-- BEGIN Information shown --

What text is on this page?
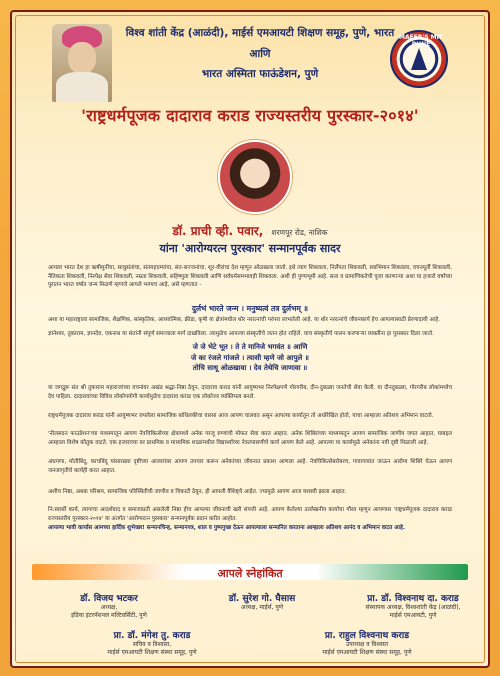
विश्व शांती केंद्र (आळंदी), माईर्स एमआयटी शिक्षण समूह, पुणे, भारत
आणि
भारत अस्मिता फाऊंडेशन, पुणे
MAEER'S MIT PUNE
'राष्ट्रधर्मपूजक दादाराव कराड राज्यस्तरीय पुरस्कार-२०१४'
डॉ. प्राची व्ही. पवार, शरणपूर रोड, नाशिक
यांना 'आरोग्यरत्न पुरस्कार' सन्मानपूर्वक सादर
आपला भारत देश हा ऋषीमुनींचा, साधुसंतांचा, संतमहात्म्यांचा, संत-सज्जनांचा, शूर-वीरांचा देश म्हणून ओळखला जातो. इथे त्याग शिकवला, निर्लेपता शिकवली, स्वाभिमान शिकवला, वचनपूर्ती शिकवली, नैतिकता शिकवली, निरपेक्ष सेवा शिकवली, नम्रता शिकवली, सहिष्णुता शिकवली आणि सर्वधर्मसमभावही शिकवला. अशी ही पुण्यभूमी आहे. सत्य व प्रामाणिकतेची पूजा करणाऱ्या अशा या हजारो वर्षांच्या पुरातन भारत वर्षात जन्म मिळणे म्हणजे आपले भाग्यच आहे, असे म्हणतात -
दुर्लभं भारते जन्म । मनुष्यत्वं तत्र दुर्लभम् ॥
अशा या महाराष्ट्राला सामाजिक, शैक्षणिक, सांस्कृतिक, आध्यात्मिक, क्रीडा, कृषी या क्षेत्रांमधील थोर नररत्नांची परंपरा लाभलेली आहे. या थोर नररत्नांचे जीवनकार्य हेच आपल्यासाठी प्रेरणादायी आहे.
ज्ञानेश्वर, तुकाराम, ज्ञानदेव, एकनाथ या संतांनी संपूर्ण समाजाला मार्ग दाखविला. त्यामुळेच आपल्या संस्कृतीचे जतन होत राहिले. याच संस्कृतीचे पालन करणाऱ्या व्यक्तींना हा पुरस्कार दिला जातो.
जे जे भेटे भूत । ते ते मानिजे भगवंत ॥ आणि
जे का रंजले गांजले । त्यासी म्हणे जो आपुले ॥
तोचि साधू ओळखावा । देव तेथेचि जाणावा ॥
या जगद्गुरू संत श्री तुकाराम महाराजांच्या वचनांवर अखंड श्रद्धा-निष्ठा ठेवून, दादाराव कराड यांनी आयुष्यभर निरपेक्षपणे गोरगरीब, दीन-दुबळ्या जनतेची सेवा केली. या दीनदुबळ्या, गोरगरीब लोकांमध्येच देव पाहिला. दादारावांच्या विविध लोकोपयोगी कार्यामुळेच दादाराव कराड एक लोकोत्तर व्यक्तिमत्व बनले.
राष्ट्रधर्मपूजक दादाराव कराड यांनी आयुष्यभर जपलेला सामाजिक बांधिलकीचा वारसा आज आपण चालवत असून आपल्या कार्यातून तो अधोरेखित होतो, याचा आम्हाला अतिशय अभिमान वाटतो.
'नीलसदन फाउंडेशन'च्या माध्यमातून आपण नेत्रचिकित्सेच्या क्षेत्रामध्ये अनेक गरजू रुग्णांची मोफत सेवा करत आहात. अनेक शिबिरांच्या माध्यमातून आपण सामाजिक जाणीव जपत आहात, याबद्दल आम्हाला विशेष कौतुक वाटते. एक हजाराच्या वर प्राथमिक व माध्यमिक शाळांमधील विद्यार्थ्यांच्या नेत्रतपासणीचे कार्य आपण केले आहे. आपल्या या कार्यामुळे अनेकांना नवी दृष्टी मिळाली आहे.
अंधपणा, मोतीबिंदू, काचबिंदू यांसारख्या दृष्टीच्या आजारांवर आपण उपचार करून अनेकांच्या जीवनात प्रकाश आणला आहे. नेत्रचिकित्सेबरोबरच, गावागावांत जाऊन आरोग्य शिबिरे घेऊन आपण जनजागृतीचे कार्यही करत आहात.
अशीच निष्ठा, अथक परिश्रम, सामाजिक परिस्थितीची जाणीव व चिकाटी ठेवून, ही आपली वैशिष्ट्ये आहेत. ज्यामुळे आपण आज यशस्वी झाला आहात.
नि:स्वार्थी कार्य, त्यागाचा आदर्शवाद व समाजाप्रती असलेली निष्ठा हीच आपल्या जीवनाची खरी संपत्ती आहे. आपण केलेल्या उल्लेखनीय कार्याचा गौरव म्हणून आपणास 'राष्ट्रधर्मपूजक दादाराव कराड राज्यस्तरीय पुरस्कार-२०१४' या अंतर्गत 'आरोग्यरत्न पुरस्कार' सन्मानपूर्वक प्रदान करीत आहोत.
आपल्या भावी कार्यास आमच्या हार्दिक शुभेच्छा! सन्मानचिन्ह, सन्मानपत्र, शाल व पुष्पगुच्छ देऊन आपल्याला सन्मानित करताना आम्हाला अतिशय आनंद व अभिमान वाटत आहे.
आपले स्नेहांकित
डॉ. विजय भटकर
अध्यक्ष,
इंडिया इंटरनॅशनल मल्टिवर्सिटी, पुणे
डॉ. सुरेश गो. घैसास
अध्यक्ष, माईर्स, पुणे
प्रा. डॉ. विश्वनाथ दा. कराड
संस्थापक अध्यक्ष, विश्वशांती केंद्र (आळंदी),
माईर्स एमआयटी, पुणे
प्रा. डॉ. मंगेश तु. कराड
सचिव व विश्वस्त,
माईर्स एमआयटी शिक्षण संस्था समूह, पुणे
प्रा. राहुल विश्वनाथ कराड
उपाध्यक्ष व विश्वस्त
माईर्स एमआयटी शिक्षण संस्था समूह, पुणे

-- END Information shown --

All records must be output exactly as they are, except for the pictures, which are left out.

What text is on this page?
विश्व शांती केंद्र (आळंदी), माईर्स एमआयटी शिक्षण समूह, पुणे, भारत
आणि
भारत अस्मिता फाऊंडेशन, पुणे
MAEER'S MIT PUNE
'राष्ट्रधर्मपूजक दादाराव कराड राज्यस्तरीय पुरस्कार-२०१४'
डॉ. प्राची व्ही. पवार, शरणपूर रोड, नाशिक
यांना 'आरोग्यरत्न पुरस्कार' सन्मानपूर्वक सादर
आपला भारत देश हा ऋषीमुनींचा, साधुसंतांचा, संतमहात्म्यांचा, संत-सज्जनांचा, शूर-वीरांचा देश म्हणून ओळखला जातो. इथे त्याग शिकवला, निर्लेपता शिकवली, स्वाभिमान शिकवला, वचनपूर्ती शिकवली, नैतिकता शिकवली, निरपेक्ष सेवा शिकवली, नम्रता शिकवली, सहिष्णुता शिकवली आणि सर्वधर्मसमभावही शिकवला. अशी ही पुण्यभूमी आहे. सत्य व प्रामाणिकतेची पूजा करणाऱ्या अशा या हजारो वर्षांच्या पुरातन भारत वर्षात जन्म मिळणे म्हणजे आपले भाग्यच आहे, असे म्हणतात -
दुर्लभं भारते जन्म । मनुष्यत्वं तत्र दुर्लभम् ॥
अशा या महाराष्ट्राला सामाजिक, शैक्षणिक, सांस्कृतिक, आध्यात्मिक, क्रीडा, कृषी या क्षेत्रांमधील थोर नररत्नांची परंपरा लाभलेली आहे. या थोर नररत्नांचे जीवनकार्य हेच आपल्यासाठी प्रेरणादायी आहे.
ज्ञानेश्वर, तुकाराम, ज्ञानदेव, एकनाथ या संतांनी संपूर्ण समाजाला मार्ग दाखविला. त्यामुळेच आपल्या संस्कृतीचे जतन होत राहिले. याच संस्कृतीचे पालन करणाऱ्या व्यक्तींना हा पुरस्कार दिला जातो.
जे जे भेटे भूत । ते ते मानिजे भगवंत ॥ आणि
जे का रंजले गांजले । त्यासी म्हणे जो आपुले ॥
तोचि साधू ओळखावा । देव तेथेचि जाणावा ॥
या जगद्गुरू संत श्री तुकाराम महाराजांच्या वचनांवर अखंड श्रद्धा-निष्ठा ठेवून, दादाराव कराड यांनी आयुष्यभर निरपेक्षपणे गोरगरीब, दीन-दुबळ्या जनतेची सेवा केली. या दीनदुबळ्या, गोरगरीब लोकांमध्येच देव पाहिला. दादारावांच्या विविध लोकोपयोगी कार्यामुळेच दादाराव कराड एक लोकोत्तर व्यक्तिमत्व बनले.
राष्ट्रधर्मपूजक दादाराव कराड यांनी आयुष्यभर जपलेला सामाजिक बांधिलकीचा वारसा आज आपण चालवत असून आपल्या कार्यातून तो अधोरेखित होतो, याचा आम्हाला अतिशय अभिमान वाटतो.
'नीलसदन फाउंडेशन'च्या माध्यमातून आपण नेत्रचिकित्सेच्या क्षेत्रामध्ये अनेक गरजू रुग्णांची मोफत सेवा करत आहात. अनेक शिबिरांच्या माध्यमातून आपण सामाजिक जाणीव जपत आहात, याबद्दल आम्हाला विशेष कौतुक वाटते. एक हजाराच्या वर प्राथमिक व माध्यमिक शाळांमधील विद्यार्थ्यांच्या नेत्रतपासणीचे कार्य आपण केले आहे. आपल्या या कार्यामुळे अनेकांना नवी दृष्टी मिळाली आहे.
अंधपणा, मोतीबिंदू, काचबिंदू यांसारख्या दृष्टीच्या आजारांवर आपण उपचार करून अनेकांच्या जीवनात प्रकाश आणला आहे. नेत्रचिकित्सेबरोबरच, गावागावांत जाऊन आरोग्य शिबिरे घेऊन आपण जनजागृतीचे कार्यही करत आहात.
अशीच निष्ठा, अथक परिश्रम, सामाजिक परिस्थितीची जाणीव व चिकाटी ठेवून, ही आपली वैशिष्ट्ये आहेत. ज्यामुळे आपण आज यशस्वी झाला आहात.
नि:स्वार्थी कार्य, त्यागाचा आदर्शवाद व समाजाप्रती असलेली निष्ठा हीच आपल्या जीवनाची खरी संपत्ती आहे. आपण केलेल्या उल्लेखनीय कार्याचा गौरव म्हणून आपणास 'राष्ट्रधर्मपूजक दादाराव कराड राज्यस्तरीय पुरस्कार-२०१४' या अंतर्गत 'आरोग्यरत्न पुरस्कार' सन्मानपूर्वक प्रदान करीत आहोत.
आपल्या भावी कार्यास आमच्या हार्दिक शुभेच्छा! सन्मानचिन्ह, सन्मानपत्र, शाल व पुष्पगुच्छ देऊन आपल्याला सन्मानित करताना आम्हाला अतिशय आनंद व अभिमान वाटत आहे.
आपले स्नेहांकित
डॉ. विजय भटकर
अध्यक्ष,
इंडिया इंटरनॅशनल मल्टिवर्सिटी, पुणे
डॉ. सुरेश गो. घैसास
अध्यक्ष, माईर्स, पुणे
प्रा. डॉ. विश्वनाथ दा. कराड
संस्थापक अध्यक्ष, विश्वशांती केंद्र (आळंदी),
माईर्स एमआयटी, पुणे
प्रा. डॉ. मंगेश तु. कराड
सचिव व विश्वस्त,
माईर्स एमआयटी शिक्षण संस्था समूह, पुणे
प्रा. राहुल विश्वनाथ कराड
उपाध्यक्ष व विश्वस्त
माईर्स एमआयटी शिक्षण संस्था समूह, पुणे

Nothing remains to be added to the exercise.